■ Structured figure records ■
——

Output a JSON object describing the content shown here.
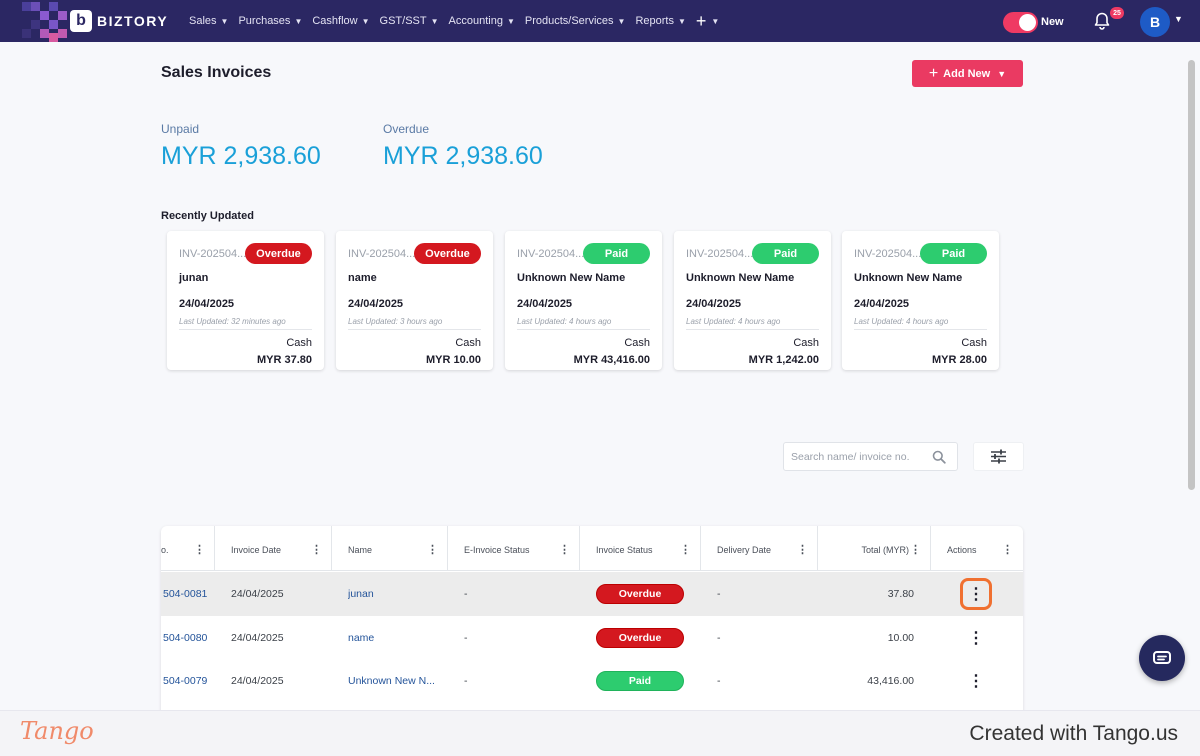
{
  "brand": {
    "mark": "b",
    "name": "BIZTORY"
  },
  "nav": {
    "items": [
      "Sales",
      "Purchases",
      "Cashflow",
      "GST/SST",
      "Accounting",
      "Products/Services",
      "Reports"
    ],
    "plus": "+",
    "toggle_label": "New",
    "notifications_count": "25",
    "avatar_initial": "B"
  },
  "page": {
    "title": "Sales Invoices",
    "add_new_label": "Add New"
  },
  "summary": {
    "unpaid_label": "Unpaid",
    "unpaid_amount": "MYR 2,938.60",
    "overdue_label": "Overdue",
    "overdue_amount": "MYR 2,938.60"
  },
  "recent": {
    "title": "Recently Updated",
    "cards": [
      {
        "invoice": "INV-202504...",
        "status": "Overdue",
        "status_key": "overdue",
        "name": "junan",
        "date": "24/04/2025",
        "updated": "Last Updated: 32 minutes ago",
        "method": "Cash",
        "amount": "MYR 37.80"
      },
      {
        "invoice": "INV-202504...",
        "status": "Overdue",
        "status_key": "overdue",
        "name": "name",
        "date": "24/04/2025",
        "updated": "Last Updated: 3 hours ago",
        "method": "Cash",
        "amount": "MYR 10.00"
      },
      {
        "invoice": "INV-202504...",
        "status": "Paid",
        "status_key": "paid",
        "name": "Unknown New Name",
        "date": "24/04/2025",
        "updated": "Last Updated: 4 hours ago",
        "method": "Cash",
        "amount": "MYR 43,416.00"
      },
      {
        "invoice": "INV-202504...",
        "status": "Paid",
        "status_key": "paid",
        "name": "Unknown New Name",
        "date": "24/04/2025",
        "updated": "Last Updated: 4 hours ago",
        "method": "Cash",
        "amount": "MYR 1,242.00"
      },
      {
        "invoice": "INV-202504...",
        "status": "Paid",
        "status_key": "paid",
        "name": "Unknown New Name",
        "date": "24/04/2025",
        "updated": "Last Updated: 4 hours ago",
        "method": "Cash",
        "amount": "MYR 28.00"
      }
    ]
  },
  "search": {
    "placeholder": "Search name/ invoice no.",
    "value": ""
  },
  "table": {
    "columns": [
      "o.",
      "Invoice Date",
      "Name",
      "E-Invoice Status",
      "Invoice Status",
      "Delivery Date",
      "Total (MYR)",
      "Actions"
    ],
    "rows": [
      {
        "invoice_no": "504-0081",
        "date": "24/04/2025",
        "name": "junan",
        "einvoice": "-",
        "status": "Overdue",
        "status_key": "overdue",
        "delivery": "-",
        "total": "37.80"
      },
      {
        "invoice_no": "504-0080",
        "date": "24/04/2025",
        "name": "name",
        "einvoice": "-",
        "status": "Overdue",
        "status_key": "overdue",
        "delivery": "-",
        "total": "10.00"
      },
      {
        "invoice_no": "504-0079",
        "date": "24/04/2025",
        "name": "Unknown New N...",
        "einvoice": "-",
        "status": "Paid",
        "status_key": "paid",
        "delivery": "-",
        "total": "43,416.00"
      }
    ]
  },
  "footer": {
    "logo": "Tango",
    "credit": "Created with Tango.us"
  },
  "colors": {
    "nav_bg": "#2b2763",
    "accent": "#ea3a62",
    "amount_blue": "#1aa0d8",
    "overdue": "#d4181f",
    "paid": "#2dcc6f",
    "focus_ring": "#f07030"
  }
}
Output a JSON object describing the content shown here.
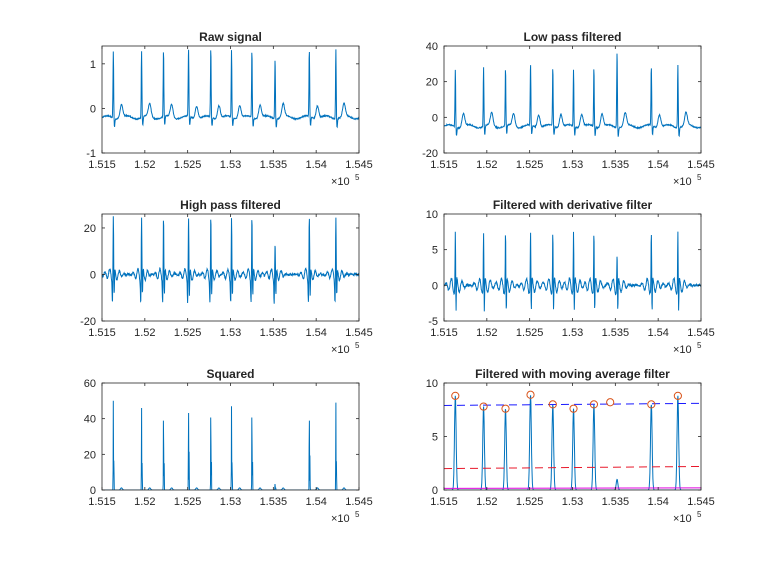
{
  "figure": {
    "background": "#ffffff",
    "line_color": "#0072BD"
  },
  "chart_data": [
    {
      "type": "line",
      "title": "Raw signal",
      "xlim": [
        151500,
        154500
      ],
      "ylim": [
        -1,
        1.4
      ],
      "x_ticks": [
        "1.515",
        "1.52",
        "1.525",
        "1.53",
        "1.535",
        "1.54",
        "1.545"
      ],
      "x_exponent": "×10",
      "x_exponent_power": "5",
      "y_ticks": [
        {
          "v": -1,
          "label": "-1"
        },
        {
          "v": 0,
          "label": "0"
        },
        {
          "v": 1,
          "label": "1"
        }
      ],
      "series": [
        {
          "color": "#0072BD",
          "peak_x": [
            151632,
            151962,
            152218,
            152510,
            152770,
            153012,
            153250,
            153520,
            153920,
            154230
          ],
          "peak_y": [
            1.3,
            1.3,
            1.3,
            1.35,
            1.35,
            1.3,
            1.3,
            1.15,
            1.3,
            1.35
          ],
          "baseline": -0.2
        }
      ]
    },
    {
      "type": "line",
      "title": "Low pass filtered",
      "xlim": [
        151500,
        154500
      ],
      "ylim": [
        -20,
        40
      ],
      "x_ticks": [
        "1.515",
        "1.52",
        "1.525",
        "1.53",
        "1.535",
        "1.54",
        "1.545"
      ],
      "x_exponent": "×10",
      "x_exponent_power": "5",
      "y_ticks": [
        {
          "v": -20,
          "label": "-20"
        },
        {
          "v": 0,
          "label": "0"
        },
        {
          "v": 20,
          "label": "20"
        },
        {
          "v": 40,
          "label": "40"
        }
      ],
      "series": [
        {
          "color": "#0072BD",
          "peak_x": [
            151632,
            151962,
            152218,
            152510,
            152770,
            153012,
            153250,
            153520,
            153920,
            154230
          ],
          "peak_y": [
            27,
            28,
            27,
            30,
            28,
            27,
            28,
            38,
            28,
            30
          ],
          "baseline": -5
        }
      ]
    },
    {
      "type": "line",
      "title": "High pass filtered",
      "xlim": [
        151500,
        154500
      ],
      "ylim": [
        -20,
        26
      ],
      "x_ticks": [
        "1.515",
        "1.52",
        "1.525",
        "1.53",
        "1.535",
        "1.54",
        "1.545"
      ],
      "x_exponent": "×10",
      "x_exponent_power": "5",
      "y_ticks": [
        {
          "v": -20,
          "label": "-20"
        },
        {
          "v": 0,
          "label": "0"
        },
        {
          "v": 20,
          "label": "20"
        }
      ],
      "series": [
        {
          "color": "#0072BD",
          "peak_x": [
            151632,
            151962,
            152218,
            152510,
            152770,
            153012,
            153250,
            153520,
            153920,
            154230
          ],
          "peak_y": [
            25,
            25,
            25,
            25,
            25,
            25,
            25,
            14,
            25,
            25
          ],
          "baseline": 0
        }
      ]
    },
    {
      "type": "line",
      "title": "Filtered with derivative filter",
      "xlim": [
        151500,
        154500
      ],
      "ylim": [
        -5,
        10
      ],
      "x_ticks": [
        "1.515",
        "1.52",
        "1.525",
        "1.53",
        "1.535",
        "1.54",
        "1.545"
      ],
      "x_exponent": "×10",
      "x_exponent_power": "5",
      "y_ticks": [
        {
          "v": -5,
          "label": "-5"
        },
        {
          "v": 0,
          "label": "0"
        },
        {
          "v": 5,
          "label": "5"
        },
        {
          "v": 10,
          "label": "10"
        }
      ],
      "series": [
        {
          "color": "#0072BD",
          "peak_x": [
            151632,
            151962,
            152218,
            152510,
            152770,
            153012,
            153250,
            153520,
            153920,
            154230
          ],
          "peak_y": [
            7.5,
            7.5,
            7.5,
            7.7,
            7.5,
            7.5,
            7.5,
            4.5,
            7.5,
            7.6
          ],
          "baseline": 0
        }
      ]
    },
    {
      "type": "line",
      "title": "Squared",
      "xlim": [
        151500,
        154500
      ],
      "ylim": [
        0,
        60
      ],
      "x_ticks": [
        "1.515",
        "1.52",
        "1.525",
        "1.53",
        "1.535",
        "1.54",
        "1.545"
      ],
      "x_exponent": "×10",
      "x_exponent_power": "5",
      "y_ticks": [
        {
          "v": 0,
          "label": "0"
        },
        {
          "v": 20,
          "label": "20"
        },
        {
          "v": 40,
          "label": "40"
        },
        {
          "v": 60,
          "label": "60"
        }
      ],
      "series": [
        {
          "color": "#0072BD",
          "peak_x": [
            151632,
            151962,
            152218,
            152510,
            152770,
            153012,
            153250,
            153520,
            153920,
            154230
          ],
          "peak_y": [
            50,
            46,
            46,
            51,
            48,
            47,
            48,
            4,
            46,
            49
          ],
          "baseline": 0
        }
      ]
    },
    {
      "type": "line",
      "title": "Filtered with moving average filter",
      "xlim": [
        151500,
        154500
      ],
      "ylim": [
        0,
        10
      ],
      "x_ticks": [
        "1.515",
        "1.52",
        "1.525",
        "1.53",
        "1.535",
        "1.54",
        "1.545"
      ],
      "x_exponent": "×10",
      "x_exponent_power": "5",
      "y_ticks": [
        {
          "v": 0,
          "label": "0"
        },
        {
          "v": 5,
          "label": "5"
        },
        {
          "v": 10,
          "label": "10"
        }
      ],
      "series": [
        {
          "color": "#0072BD",
          "peak_x": [
            151632,
            151962,
            152218,
            152510,
            152770,
            153012,
            153250,
            153520,
            153920,
            154230
          ],
          "peak_y": [
            8.8,
            7.8,
            7.6,
            8.9,
            8.0,
            7.6,
            8.0,
            1.0,
            8.0,
            8.8
          ],
          "baseline": 0
        },
        {
          "color": "#1a1aff",
          "style": "dashed",
          "x": [
            151500,
            154500
          ],
          "y": [
            7.9,
            8.1
          ]
        },
        {
          "color": "#e8182b",
          "style": "dashed",
          "x": [
            151500,
            154500
          ],
          "y": [
            2.0,
            2.2
          ]
        },
        {
          "color": "#e000e0",
          "x": [
            151500,
            154500
          ],
          "y": [
            0.15,
            0.2
          ]
        }
      ],
      "markers": {
        "color": "#D95319",
        "x": [
          151632,
          151962,
          152218,
          152510,
          152770,
          153012,
          153250,
          153440,
          153920,
          154230
        ],
        "y": [
          8.8,
          7.8,
          7.6,
          8.9,
          8.0,
          7.6,
          8.0,
          8.2,
          8.0,
          8.8
        ]
      }
    }
  ]
}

——

■ Goal of the exercise ■
Looking at the records above, count the lines where the word "title" appears. State only the number.

■ Response to this exercise ■
8